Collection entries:
::::

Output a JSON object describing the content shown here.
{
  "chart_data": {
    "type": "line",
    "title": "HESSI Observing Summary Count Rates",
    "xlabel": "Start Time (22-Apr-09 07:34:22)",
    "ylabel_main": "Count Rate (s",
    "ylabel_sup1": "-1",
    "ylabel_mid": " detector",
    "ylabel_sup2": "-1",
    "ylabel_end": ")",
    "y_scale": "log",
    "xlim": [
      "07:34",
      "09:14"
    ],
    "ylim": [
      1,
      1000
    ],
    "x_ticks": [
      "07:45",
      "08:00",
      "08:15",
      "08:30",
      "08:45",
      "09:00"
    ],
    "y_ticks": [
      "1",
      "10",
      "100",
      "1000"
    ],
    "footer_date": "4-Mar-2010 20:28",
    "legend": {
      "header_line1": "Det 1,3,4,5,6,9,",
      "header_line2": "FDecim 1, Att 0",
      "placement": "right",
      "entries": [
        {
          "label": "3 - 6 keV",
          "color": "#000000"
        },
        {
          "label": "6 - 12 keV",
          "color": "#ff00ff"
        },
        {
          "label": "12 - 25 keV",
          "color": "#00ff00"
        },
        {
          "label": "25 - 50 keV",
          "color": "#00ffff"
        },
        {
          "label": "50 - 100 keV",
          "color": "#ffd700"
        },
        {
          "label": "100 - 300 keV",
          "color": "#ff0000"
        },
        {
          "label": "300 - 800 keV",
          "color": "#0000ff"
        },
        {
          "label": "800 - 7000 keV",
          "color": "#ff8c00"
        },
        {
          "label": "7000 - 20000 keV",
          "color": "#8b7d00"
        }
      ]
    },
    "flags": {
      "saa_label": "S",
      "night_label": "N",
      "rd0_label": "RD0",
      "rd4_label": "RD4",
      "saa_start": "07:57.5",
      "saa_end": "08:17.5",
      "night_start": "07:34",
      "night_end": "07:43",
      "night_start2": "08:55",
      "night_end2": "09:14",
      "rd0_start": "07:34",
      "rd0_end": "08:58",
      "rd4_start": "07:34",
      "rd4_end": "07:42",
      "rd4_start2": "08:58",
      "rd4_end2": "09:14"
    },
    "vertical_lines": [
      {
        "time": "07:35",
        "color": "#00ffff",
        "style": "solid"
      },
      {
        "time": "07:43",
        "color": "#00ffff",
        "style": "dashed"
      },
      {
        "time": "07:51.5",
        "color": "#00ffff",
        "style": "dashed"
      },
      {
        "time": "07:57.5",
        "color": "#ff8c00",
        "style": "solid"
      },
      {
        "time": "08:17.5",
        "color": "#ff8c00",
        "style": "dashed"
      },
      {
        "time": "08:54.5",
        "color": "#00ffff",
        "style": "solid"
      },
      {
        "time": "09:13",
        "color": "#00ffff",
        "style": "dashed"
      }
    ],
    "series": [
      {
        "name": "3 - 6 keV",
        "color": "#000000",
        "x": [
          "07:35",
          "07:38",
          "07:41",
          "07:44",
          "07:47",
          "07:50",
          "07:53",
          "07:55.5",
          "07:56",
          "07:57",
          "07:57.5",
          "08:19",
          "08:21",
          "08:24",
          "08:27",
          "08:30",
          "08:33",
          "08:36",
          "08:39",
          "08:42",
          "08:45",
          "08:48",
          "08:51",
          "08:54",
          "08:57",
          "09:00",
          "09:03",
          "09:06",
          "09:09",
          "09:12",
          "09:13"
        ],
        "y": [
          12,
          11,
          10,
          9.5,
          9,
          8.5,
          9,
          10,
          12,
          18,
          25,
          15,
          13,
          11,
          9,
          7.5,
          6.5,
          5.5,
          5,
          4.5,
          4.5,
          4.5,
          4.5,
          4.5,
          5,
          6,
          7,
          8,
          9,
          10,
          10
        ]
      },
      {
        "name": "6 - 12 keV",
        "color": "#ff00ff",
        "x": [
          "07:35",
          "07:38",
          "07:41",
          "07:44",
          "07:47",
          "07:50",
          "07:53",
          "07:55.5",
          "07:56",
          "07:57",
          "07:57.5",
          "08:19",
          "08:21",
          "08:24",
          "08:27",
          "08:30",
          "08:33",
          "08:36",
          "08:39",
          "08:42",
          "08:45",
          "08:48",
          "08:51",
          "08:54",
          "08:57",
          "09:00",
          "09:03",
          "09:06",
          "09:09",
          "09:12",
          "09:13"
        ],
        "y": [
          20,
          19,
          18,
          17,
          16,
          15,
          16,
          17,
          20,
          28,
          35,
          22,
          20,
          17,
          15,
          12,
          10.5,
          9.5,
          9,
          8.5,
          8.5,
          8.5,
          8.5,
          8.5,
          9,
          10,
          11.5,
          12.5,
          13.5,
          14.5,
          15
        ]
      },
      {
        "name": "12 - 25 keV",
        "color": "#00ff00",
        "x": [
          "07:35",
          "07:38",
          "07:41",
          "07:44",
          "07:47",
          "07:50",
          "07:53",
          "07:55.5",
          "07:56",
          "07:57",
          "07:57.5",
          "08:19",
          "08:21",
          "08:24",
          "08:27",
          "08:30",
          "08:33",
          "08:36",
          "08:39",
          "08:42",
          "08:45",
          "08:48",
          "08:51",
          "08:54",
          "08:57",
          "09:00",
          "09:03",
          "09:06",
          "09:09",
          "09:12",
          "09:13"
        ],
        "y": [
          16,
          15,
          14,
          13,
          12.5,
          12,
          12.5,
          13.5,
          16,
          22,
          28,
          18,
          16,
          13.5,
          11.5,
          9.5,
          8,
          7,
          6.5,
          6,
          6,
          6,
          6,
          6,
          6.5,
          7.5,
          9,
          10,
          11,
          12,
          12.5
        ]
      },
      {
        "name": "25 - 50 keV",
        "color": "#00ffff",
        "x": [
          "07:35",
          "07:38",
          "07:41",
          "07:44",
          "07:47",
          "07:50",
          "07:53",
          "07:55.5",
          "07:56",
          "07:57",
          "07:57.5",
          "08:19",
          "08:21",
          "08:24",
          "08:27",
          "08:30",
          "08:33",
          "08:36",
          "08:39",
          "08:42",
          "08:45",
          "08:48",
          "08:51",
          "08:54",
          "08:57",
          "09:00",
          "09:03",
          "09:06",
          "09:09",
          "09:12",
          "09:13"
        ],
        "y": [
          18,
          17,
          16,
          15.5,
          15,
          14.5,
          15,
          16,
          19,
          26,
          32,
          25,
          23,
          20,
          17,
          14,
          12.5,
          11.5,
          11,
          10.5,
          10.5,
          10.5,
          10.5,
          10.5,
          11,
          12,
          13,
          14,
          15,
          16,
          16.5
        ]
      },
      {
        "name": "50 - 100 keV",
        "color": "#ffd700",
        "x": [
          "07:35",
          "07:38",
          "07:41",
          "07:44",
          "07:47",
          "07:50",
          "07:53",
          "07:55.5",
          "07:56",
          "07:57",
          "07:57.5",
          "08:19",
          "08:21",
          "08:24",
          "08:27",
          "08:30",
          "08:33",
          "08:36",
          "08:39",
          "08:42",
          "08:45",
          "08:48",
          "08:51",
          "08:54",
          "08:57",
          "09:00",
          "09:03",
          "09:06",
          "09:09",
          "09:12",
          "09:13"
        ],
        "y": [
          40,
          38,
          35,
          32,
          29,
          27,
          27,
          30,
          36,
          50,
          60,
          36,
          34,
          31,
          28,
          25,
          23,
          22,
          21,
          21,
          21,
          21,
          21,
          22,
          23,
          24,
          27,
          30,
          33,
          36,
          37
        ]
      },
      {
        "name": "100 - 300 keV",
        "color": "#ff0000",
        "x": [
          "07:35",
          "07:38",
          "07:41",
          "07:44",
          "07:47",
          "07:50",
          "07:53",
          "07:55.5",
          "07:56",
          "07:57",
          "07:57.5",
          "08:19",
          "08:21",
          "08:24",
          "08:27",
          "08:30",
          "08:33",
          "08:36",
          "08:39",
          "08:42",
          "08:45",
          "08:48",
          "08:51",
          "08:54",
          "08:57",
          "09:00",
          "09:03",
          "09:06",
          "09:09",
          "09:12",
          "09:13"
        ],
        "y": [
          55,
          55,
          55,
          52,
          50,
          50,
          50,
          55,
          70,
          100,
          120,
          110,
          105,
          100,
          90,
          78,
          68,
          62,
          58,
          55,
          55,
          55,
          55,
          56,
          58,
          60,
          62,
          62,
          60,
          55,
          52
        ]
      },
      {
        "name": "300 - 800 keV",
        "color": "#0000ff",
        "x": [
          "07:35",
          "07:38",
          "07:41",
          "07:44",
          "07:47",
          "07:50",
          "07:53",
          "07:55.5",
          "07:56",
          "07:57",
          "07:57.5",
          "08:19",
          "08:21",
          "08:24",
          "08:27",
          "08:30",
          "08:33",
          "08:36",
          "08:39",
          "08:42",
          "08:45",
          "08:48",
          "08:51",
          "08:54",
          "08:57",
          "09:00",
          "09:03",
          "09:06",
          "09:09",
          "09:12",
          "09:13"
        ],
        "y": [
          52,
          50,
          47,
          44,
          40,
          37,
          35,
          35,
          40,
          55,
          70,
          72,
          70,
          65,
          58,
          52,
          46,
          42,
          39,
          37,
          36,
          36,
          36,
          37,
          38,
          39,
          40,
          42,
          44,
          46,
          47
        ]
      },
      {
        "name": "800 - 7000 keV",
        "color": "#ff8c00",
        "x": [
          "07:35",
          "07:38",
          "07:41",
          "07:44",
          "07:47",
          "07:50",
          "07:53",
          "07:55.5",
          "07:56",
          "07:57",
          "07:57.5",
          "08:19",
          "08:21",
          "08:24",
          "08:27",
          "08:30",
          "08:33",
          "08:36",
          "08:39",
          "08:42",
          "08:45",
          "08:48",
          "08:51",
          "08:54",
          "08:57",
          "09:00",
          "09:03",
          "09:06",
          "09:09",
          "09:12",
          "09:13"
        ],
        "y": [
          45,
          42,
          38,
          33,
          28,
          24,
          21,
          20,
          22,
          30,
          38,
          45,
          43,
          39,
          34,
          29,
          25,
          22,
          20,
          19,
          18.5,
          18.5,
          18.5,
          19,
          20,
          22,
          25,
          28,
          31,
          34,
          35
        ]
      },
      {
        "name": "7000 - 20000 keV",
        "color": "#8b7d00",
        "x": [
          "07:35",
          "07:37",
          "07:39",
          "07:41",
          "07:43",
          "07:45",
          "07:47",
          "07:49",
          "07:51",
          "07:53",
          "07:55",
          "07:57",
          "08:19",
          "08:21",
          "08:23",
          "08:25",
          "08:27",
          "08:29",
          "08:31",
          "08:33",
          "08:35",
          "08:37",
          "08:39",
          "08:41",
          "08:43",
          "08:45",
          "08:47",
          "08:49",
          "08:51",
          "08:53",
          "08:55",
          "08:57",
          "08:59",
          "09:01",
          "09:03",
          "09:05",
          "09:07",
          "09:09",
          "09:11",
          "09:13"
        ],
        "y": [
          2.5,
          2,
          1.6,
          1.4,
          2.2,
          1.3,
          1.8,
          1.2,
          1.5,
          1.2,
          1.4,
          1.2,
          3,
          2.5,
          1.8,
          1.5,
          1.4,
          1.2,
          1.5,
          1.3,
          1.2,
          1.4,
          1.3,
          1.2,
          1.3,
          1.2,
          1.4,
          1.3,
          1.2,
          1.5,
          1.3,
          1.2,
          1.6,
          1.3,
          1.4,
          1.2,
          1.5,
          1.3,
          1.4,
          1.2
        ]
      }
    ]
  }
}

::::

• **Goal**:
Check each line of the records for the word "Count" and extract those that contain it.

• **Solution to this exercise**:
    "title": "HESSI Observing Summary Count Rates",
    "ylabel_main": "Count Rate (s",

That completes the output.